### WORK TO BE COMPLETED
Recast the rows below as a numbered list, starting at the row that contains "unit-note: (Use in" and ending at the row that contains "chart-legend: No (56.6%)". Omit any blank lines.

>> begin DATA SHOWN

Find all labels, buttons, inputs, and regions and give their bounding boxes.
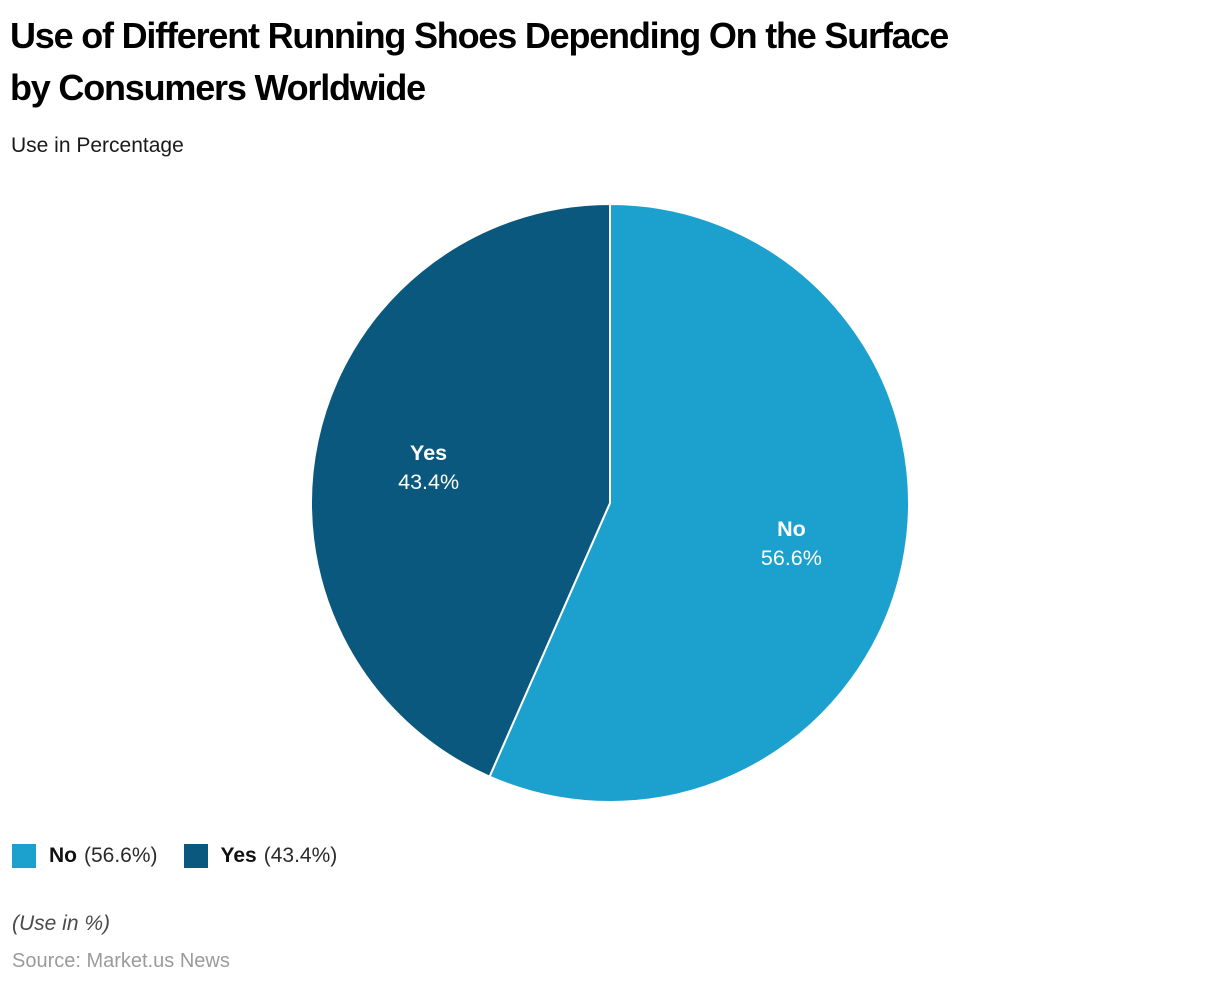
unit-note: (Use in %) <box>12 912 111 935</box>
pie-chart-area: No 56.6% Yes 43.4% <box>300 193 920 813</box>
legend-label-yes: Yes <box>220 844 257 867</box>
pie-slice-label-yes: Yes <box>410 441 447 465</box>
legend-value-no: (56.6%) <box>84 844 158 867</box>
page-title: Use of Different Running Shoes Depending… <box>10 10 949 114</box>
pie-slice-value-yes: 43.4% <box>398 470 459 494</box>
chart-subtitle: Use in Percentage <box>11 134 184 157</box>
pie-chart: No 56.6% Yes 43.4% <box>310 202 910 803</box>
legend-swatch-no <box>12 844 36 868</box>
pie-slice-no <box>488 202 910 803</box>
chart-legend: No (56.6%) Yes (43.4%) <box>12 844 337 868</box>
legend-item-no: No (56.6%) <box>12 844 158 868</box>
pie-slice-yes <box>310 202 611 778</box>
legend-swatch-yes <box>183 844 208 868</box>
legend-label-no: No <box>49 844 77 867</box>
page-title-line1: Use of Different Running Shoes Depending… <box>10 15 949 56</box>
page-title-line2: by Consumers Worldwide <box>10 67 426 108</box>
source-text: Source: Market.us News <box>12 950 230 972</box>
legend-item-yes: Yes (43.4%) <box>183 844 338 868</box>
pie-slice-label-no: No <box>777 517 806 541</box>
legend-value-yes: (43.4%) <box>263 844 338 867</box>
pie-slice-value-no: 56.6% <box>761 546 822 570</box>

>> end DATA SHOWN
>> begin DATA SHOWN

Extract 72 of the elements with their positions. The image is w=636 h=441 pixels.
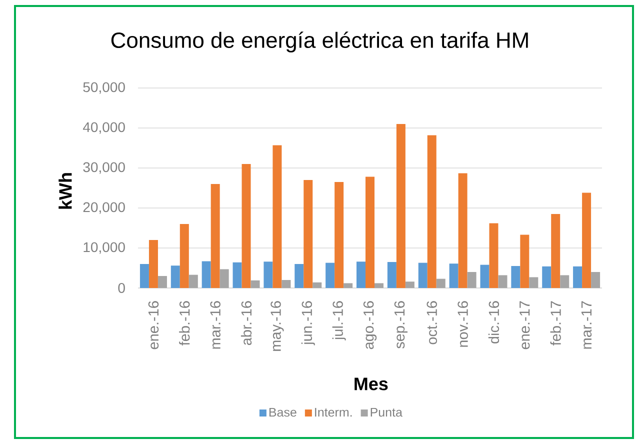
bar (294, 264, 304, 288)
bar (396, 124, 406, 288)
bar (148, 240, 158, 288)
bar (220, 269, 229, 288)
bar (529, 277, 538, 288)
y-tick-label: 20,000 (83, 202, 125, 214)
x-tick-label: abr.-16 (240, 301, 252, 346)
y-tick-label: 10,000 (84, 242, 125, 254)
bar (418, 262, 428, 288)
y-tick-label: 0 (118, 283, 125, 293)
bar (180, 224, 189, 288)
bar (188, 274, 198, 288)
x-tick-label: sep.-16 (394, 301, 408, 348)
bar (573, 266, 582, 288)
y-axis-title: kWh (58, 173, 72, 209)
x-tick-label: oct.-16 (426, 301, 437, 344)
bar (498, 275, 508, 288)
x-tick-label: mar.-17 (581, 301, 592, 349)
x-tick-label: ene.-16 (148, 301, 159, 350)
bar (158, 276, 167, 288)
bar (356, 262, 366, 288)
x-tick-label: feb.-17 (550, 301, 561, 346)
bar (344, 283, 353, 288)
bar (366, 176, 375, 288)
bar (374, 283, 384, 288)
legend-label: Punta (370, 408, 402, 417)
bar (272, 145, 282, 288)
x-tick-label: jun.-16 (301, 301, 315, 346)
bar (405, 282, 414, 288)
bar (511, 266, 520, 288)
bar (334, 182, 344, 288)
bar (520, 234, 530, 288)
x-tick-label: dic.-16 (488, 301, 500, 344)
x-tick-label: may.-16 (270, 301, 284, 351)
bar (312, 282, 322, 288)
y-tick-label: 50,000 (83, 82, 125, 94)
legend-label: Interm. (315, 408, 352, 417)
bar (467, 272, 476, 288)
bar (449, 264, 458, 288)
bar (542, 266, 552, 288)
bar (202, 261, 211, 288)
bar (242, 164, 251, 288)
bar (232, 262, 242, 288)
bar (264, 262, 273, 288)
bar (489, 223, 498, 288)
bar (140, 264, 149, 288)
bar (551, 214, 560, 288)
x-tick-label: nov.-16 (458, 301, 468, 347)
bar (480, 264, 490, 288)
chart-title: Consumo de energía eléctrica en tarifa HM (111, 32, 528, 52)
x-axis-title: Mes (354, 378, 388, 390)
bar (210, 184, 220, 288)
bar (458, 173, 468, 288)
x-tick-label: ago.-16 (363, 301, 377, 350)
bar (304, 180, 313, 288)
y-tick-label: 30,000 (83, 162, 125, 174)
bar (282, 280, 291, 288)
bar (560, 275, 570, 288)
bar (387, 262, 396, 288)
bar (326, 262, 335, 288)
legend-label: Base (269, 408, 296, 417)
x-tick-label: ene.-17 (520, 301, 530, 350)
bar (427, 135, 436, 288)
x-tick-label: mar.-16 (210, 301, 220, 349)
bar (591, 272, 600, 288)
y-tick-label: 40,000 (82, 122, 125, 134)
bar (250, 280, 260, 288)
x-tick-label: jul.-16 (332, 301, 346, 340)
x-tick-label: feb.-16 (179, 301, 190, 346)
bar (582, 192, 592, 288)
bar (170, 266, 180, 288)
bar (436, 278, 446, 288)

>> end DATA SHOWN

### THE REPLY
1. unit-note: (Use in %) <box>12 912 111 935</box>
2. pie-chart-area: No 56.6% Yes 43.4% <box>300 193 920 813</box>
3. legend-label-yes: Yes <box>220 844 257 867</box>
4. pie-slice-label-yes: Yes <box>410 441 447 465</box>
5. legend-value-no: (56.6%) <box>84 844 158 867</box>
6. page-title: Use of Different Running Shoes Depending… <box>10 10 949 114</box>
7. pie-slice-value-yes: 43.4% <box>398 470 459 494</box>
8. chart-subtitle: Use in Percentage <box>11 134 184 157</box>
9. pie-chart: No 56.6% Yes 43.4% <box>310 202 910 803</box>
10. legend-swatch-no <box>12 844 36 868</box>
11. pie-slice-no <box>488 202 910 803</box>
12. chart-legend: No (56.6%) Yes (43.4%) <box>12 844 337 868</box>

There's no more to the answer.